Set exercise A> Rewrite the entries as a numbered list, covering only the stretch from the start of the entries through the line containing "emote[interactable] — [1138, 652, 1156, 670]", and leave out any blank lines.

───── Extract provided ─────

The Story of Princess Zeineb and King Leopard (French: Histoire de la Princesse Zeineb et du Roi Léopard) is a French language fairy tale published in the 18th century. The tale belongs to the international cycle of the Animal as Bridegroom as a subtype, with few variants reported across Europe.

Sources
The tale was published by abbot and preacher Jean-Paul Bignon in the work Les Aventures d'Abdalla, fils d'Hanif, tome 2. The tale was translated as The History of Princess Zeineb and the King Leopard by Henry Weber.

Summary
Princess Zeineb narrates her tale in first person: she is the youngest of six daughters of King Batoche, who rules the eastern part of the Isle of Gilolo. One day, her father finds a palace in a part of the island. He enter, but a voice forbids him, threatening to kill him unless he delivers one of his daughters. The king returns to tell his daughters about the event, and they see a leopard with a ferocious glare in his eyes. That same day, the leopard appears at court; every daughter tries to gather some courage to offer herself to the leopard, but only Zeineb decides to bear the burden of her father's decision.

─────

Set exercise B> Reproduce the fairy tale text word for word, taking the stretch from "The Story of" through "reported across Europe.".

───── Dataset ─────

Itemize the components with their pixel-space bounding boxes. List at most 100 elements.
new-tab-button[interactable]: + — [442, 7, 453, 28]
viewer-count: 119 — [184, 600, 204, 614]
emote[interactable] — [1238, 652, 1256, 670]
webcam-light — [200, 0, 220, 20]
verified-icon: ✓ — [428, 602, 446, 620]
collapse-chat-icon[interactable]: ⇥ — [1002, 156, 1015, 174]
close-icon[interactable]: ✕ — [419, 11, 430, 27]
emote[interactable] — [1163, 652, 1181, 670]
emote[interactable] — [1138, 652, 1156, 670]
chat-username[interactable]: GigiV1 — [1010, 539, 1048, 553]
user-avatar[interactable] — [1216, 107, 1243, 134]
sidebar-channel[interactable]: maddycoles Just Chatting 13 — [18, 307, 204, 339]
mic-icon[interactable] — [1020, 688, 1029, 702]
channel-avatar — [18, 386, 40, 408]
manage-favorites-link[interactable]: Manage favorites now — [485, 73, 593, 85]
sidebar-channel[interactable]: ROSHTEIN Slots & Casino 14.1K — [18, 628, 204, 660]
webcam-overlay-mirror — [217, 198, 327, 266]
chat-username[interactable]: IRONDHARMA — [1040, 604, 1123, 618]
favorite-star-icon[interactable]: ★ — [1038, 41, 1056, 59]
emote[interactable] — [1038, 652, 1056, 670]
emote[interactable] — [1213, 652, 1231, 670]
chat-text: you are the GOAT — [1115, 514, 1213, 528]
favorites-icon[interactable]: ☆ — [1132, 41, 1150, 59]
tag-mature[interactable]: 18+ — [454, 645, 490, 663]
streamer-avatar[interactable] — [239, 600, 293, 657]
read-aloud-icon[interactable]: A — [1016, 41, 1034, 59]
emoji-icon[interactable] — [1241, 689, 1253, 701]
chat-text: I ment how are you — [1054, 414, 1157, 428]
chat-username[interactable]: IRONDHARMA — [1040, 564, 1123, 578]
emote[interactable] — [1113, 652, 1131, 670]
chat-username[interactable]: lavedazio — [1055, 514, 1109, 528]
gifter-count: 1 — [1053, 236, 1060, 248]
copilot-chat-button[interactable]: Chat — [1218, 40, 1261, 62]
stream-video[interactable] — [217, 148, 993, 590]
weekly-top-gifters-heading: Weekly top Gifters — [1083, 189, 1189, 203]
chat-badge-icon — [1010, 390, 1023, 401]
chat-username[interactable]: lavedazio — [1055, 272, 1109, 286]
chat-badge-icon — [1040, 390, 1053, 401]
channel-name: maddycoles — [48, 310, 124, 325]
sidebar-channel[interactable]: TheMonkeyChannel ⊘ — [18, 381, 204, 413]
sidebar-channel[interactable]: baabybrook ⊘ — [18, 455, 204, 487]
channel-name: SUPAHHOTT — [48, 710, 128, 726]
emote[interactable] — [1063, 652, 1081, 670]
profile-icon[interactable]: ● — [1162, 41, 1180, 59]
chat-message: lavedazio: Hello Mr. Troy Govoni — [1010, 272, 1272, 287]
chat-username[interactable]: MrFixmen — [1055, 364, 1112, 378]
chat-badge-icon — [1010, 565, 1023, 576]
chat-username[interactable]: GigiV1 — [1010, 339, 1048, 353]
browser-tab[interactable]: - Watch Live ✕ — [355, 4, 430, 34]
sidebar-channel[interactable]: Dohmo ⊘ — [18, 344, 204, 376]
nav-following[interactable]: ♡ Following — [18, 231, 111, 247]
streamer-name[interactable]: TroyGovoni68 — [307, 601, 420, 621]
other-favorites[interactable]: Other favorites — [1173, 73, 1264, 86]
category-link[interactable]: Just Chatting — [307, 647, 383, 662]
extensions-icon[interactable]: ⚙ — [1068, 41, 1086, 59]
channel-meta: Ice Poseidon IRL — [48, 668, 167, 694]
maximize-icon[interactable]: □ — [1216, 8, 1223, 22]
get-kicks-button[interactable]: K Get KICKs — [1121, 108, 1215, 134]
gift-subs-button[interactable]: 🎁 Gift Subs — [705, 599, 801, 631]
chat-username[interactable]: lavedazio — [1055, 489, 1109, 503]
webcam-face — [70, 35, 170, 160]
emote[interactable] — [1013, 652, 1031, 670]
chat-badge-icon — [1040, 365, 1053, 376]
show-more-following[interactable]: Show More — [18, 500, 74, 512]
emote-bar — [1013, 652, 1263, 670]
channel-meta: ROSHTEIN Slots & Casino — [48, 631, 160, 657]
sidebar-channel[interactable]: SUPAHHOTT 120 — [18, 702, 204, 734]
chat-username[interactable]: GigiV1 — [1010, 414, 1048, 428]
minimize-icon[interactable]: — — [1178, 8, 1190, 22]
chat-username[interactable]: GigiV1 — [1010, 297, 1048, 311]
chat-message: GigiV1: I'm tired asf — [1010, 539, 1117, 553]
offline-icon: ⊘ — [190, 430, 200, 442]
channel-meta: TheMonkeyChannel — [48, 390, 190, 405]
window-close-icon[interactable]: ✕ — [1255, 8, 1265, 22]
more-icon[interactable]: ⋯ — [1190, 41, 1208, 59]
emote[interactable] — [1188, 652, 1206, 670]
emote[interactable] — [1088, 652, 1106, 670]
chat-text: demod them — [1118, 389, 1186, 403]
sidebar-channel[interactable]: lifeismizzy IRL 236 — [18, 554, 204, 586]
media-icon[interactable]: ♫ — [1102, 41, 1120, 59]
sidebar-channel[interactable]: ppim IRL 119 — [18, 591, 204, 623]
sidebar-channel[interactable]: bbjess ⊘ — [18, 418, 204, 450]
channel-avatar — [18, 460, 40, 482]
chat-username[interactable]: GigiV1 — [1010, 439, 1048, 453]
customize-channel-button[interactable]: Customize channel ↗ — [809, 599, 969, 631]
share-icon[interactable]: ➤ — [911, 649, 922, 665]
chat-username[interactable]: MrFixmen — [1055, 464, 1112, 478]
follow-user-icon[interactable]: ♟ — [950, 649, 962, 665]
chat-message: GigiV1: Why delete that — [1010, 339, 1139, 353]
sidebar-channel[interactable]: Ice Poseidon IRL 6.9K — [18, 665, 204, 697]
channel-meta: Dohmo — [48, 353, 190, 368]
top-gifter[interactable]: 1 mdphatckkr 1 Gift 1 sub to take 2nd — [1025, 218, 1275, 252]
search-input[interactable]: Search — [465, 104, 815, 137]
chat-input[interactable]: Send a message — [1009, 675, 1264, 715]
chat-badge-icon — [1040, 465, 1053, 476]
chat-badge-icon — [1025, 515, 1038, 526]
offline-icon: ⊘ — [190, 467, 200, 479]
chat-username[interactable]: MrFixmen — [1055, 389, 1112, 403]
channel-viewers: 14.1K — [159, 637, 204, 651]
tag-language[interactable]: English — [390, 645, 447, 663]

─────

Written answer A>
1. Itemize the components with their pixel-space bounding boxes. List at most 100 elements.
2. new-tab-button[interactable]: + — [442, 7, 453, 28]
3. viewer-count: 119 — [184, 600, 204, 614]
4. emote[interactable] — [1238, 652, 1256, 670]
5. webcam-light — [200, 0, 220, 20]
6. verified-icon: ✓ — [428, 602, 446, 620]
7. collapse-chat-icon[interactable]: ⇥ — [1002, 156, 1015, 174]
8. close-icon[interactable]: ✕ — [419, 11, 430, 27]
9. emote[interactable] — [1163, 652, 1181, 670]
10. emote[interactable] — [1138, 652, 1156, 670]

Written answer B>
The Story of Princess Zeineb and King Leopard (French: Histoire de la Princesse Zeineb et du Roi Léopard) is a French language fairy tale published in the 18th century. The tale belongs to the international cycle of the Animal as Bridegroom as a subtype, with few variants reported across Europe.